● **Task requirements**:
Extract the listing below in full, unchanged.

Records from a data source
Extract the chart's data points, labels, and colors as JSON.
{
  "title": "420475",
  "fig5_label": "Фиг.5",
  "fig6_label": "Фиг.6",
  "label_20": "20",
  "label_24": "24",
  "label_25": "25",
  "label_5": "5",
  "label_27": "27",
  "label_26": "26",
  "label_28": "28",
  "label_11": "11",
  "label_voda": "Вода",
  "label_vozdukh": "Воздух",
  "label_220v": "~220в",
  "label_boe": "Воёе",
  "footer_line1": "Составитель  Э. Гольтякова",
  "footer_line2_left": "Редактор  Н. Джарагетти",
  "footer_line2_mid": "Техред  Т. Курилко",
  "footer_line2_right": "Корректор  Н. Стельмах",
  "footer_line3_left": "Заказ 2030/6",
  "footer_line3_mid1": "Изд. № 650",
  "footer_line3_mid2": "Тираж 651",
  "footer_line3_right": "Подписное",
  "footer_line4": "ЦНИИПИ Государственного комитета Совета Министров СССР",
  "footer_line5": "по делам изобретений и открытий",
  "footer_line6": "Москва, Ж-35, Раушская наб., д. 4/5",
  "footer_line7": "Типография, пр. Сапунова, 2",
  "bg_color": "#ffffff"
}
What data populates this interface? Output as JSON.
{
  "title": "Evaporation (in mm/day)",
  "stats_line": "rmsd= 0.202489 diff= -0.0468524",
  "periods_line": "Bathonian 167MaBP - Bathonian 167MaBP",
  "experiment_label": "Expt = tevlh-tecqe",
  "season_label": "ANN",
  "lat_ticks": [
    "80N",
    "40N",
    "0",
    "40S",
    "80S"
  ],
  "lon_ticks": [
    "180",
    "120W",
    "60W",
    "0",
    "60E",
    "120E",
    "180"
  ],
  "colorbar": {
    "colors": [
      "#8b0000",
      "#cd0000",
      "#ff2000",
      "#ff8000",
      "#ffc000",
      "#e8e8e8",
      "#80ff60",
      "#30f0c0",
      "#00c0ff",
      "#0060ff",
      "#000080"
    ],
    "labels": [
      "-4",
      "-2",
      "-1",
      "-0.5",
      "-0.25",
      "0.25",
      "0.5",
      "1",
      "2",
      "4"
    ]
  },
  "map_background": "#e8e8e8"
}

● **Exercise response**:
Extract the chart's data points, labels, and colors as JSON.
{
  "title": "420475",
  "fig5_label": "Фиг.5",
  "fig6_label": "Фиг.6",
  "label_20": "20",
  "label_24": "24",
  "label_25": "25",
  "label_5": "5",
  "label_27": "27",
  "label_26": "26",
  "label_28": "28",
  "label_11": "11",
  "label_voda": "Вода",
  "label_vozdukh": "Воздух",
  "label_220v": "~220в",
  "label_boe": "Воёе",
  "footer_line1": "Составитель  Э. Гольтякова",
  "footer_line2_left": "Редактор  Н. Джарагетти",
  "footer_line2_mid": "Техред  Т. Курилко",
  "footer_line2_right": "Корректор  Н. Стельмах",
  "footer_line3_left": "Заказ 2030/6",
  "footer_line3_mid1": "Изд. № 650",
  "footer_line3_mid2": "Тираж 651",
  "footer_line3_right": "Подписное",
  "footer_line4": "ЦНИИПИ Государственного комитета Совета Министров СССР",
  "footer_line5": "по делам изобретений и открытий",
  "footer_line6": "Москва, Ж-35, Раушская наб., д. 4/5",
  "footer_line7": "Типография, пр. Сапунова, 2",
  "bg_color": "#ffffff"
}
What data populates this interface? Output as JSON.
{
  "title": "Evaporation (in mm/day)",
  "stats_line": "rmsd= 0.202489 diff= -0.0468524",
  "periods_line": "Bathonian 167MaBP - Bathonian 167MaBP",
  "experiment_label": "Expt = tevlh-tecqe",
  "season_label": "ANN",
  "lat_ticks": [
    "80N",
    "40N",
    "0",
    "40S",
    "80S"
  ],
  "lon_ticks": [
    "180",
    "120W",
    "60W",
    "0",
    "60E",
    "120E",
    "180"
  ],
  "colorbar": {
    "colors": [
      "#8b0000",
      "#cd0000",
      "#ff2000",
      "#ff8000",
      "#ffc000",
      "#e8e8e8",
      "#80ff60",
      "#30f0c0",
      "#00c0ff",
      "#0060ff",
      "#000080"
    ],
    "labels": [
      "-4",
      "-2",
      "-1",
      "-0.5",
      "-0.25",
      "0.25",
      "0.5",
      "1",
      "2",
      "4"
    ]
  },
  "map_background": "#e8e8e8"
}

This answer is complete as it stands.